** Start of INPUT DATA **

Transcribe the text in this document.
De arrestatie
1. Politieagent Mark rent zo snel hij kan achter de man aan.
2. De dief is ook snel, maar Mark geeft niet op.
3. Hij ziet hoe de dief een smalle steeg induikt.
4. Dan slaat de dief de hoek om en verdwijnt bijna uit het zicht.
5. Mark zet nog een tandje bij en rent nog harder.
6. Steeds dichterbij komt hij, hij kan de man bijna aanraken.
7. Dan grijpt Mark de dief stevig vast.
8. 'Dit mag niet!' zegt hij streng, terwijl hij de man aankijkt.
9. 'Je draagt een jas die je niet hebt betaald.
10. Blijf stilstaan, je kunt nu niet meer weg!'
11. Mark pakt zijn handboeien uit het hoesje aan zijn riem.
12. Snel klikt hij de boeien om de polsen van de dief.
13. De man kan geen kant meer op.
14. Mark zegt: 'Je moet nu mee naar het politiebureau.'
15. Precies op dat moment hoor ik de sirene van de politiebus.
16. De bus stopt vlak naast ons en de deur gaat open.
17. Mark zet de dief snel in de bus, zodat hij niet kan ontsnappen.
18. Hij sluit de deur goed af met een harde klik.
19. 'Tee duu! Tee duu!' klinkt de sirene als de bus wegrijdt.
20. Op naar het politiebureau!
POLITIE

** End of INPUT DATA **

* **WRITTEN PROBLEM**
Write out the entries above once more, without altering anything.

* **TASK OUTPUT**
Transcribe the text in this document.
De arrestatie
1. Politieagent Mark rent zo snel hij kan achter de man aan.
2. De dief is ook snel, maar Mark geeft niet op.
3. Hij ziet hoe de dief een smalle steeg induikt.
4. Dan slaat de dief de hoek om en verdwijnt bijna uit het zicht.
5. Mark zet nog een tandje bij en rent nog harder.
6. Steeds dichterbij komt hij, hij kan de man bijna aanraken.
7. Dan grijpt Mark de dief stevig vast.
8. 'Dit mag niet!' zegt hij streng, terwijl hij de man aankijkt.
9. 'Je draagt een jas die je niet hebt betaald.
10. Blijf stilstaan, je kunt nu niet meer weg!'
11. Mark pakt zijn handboeien uit het hoesje aan zijn riem.
12. Snel klikt hij de boeien om de polsen van de dief.
13. De man kan geen kant meer op.
14. Mark zegt: 'Je moet nu mee naar het politiebureau.'
15. Precies op dat moment hoor ik de sirene van de politiebus.
16. De bus stopt vlak naast ons en de deur gaat open.
17. Mark zet de dief snel in de bus, zodat hij niet kan ontsnappen.
18. Hij sluit de deur goed af met een harde klik.
19. 'Tee duu! Tee duu!' klinkt de sirene als de bus wegrijdt.
20. Op naar het politiebureau!
POLITIE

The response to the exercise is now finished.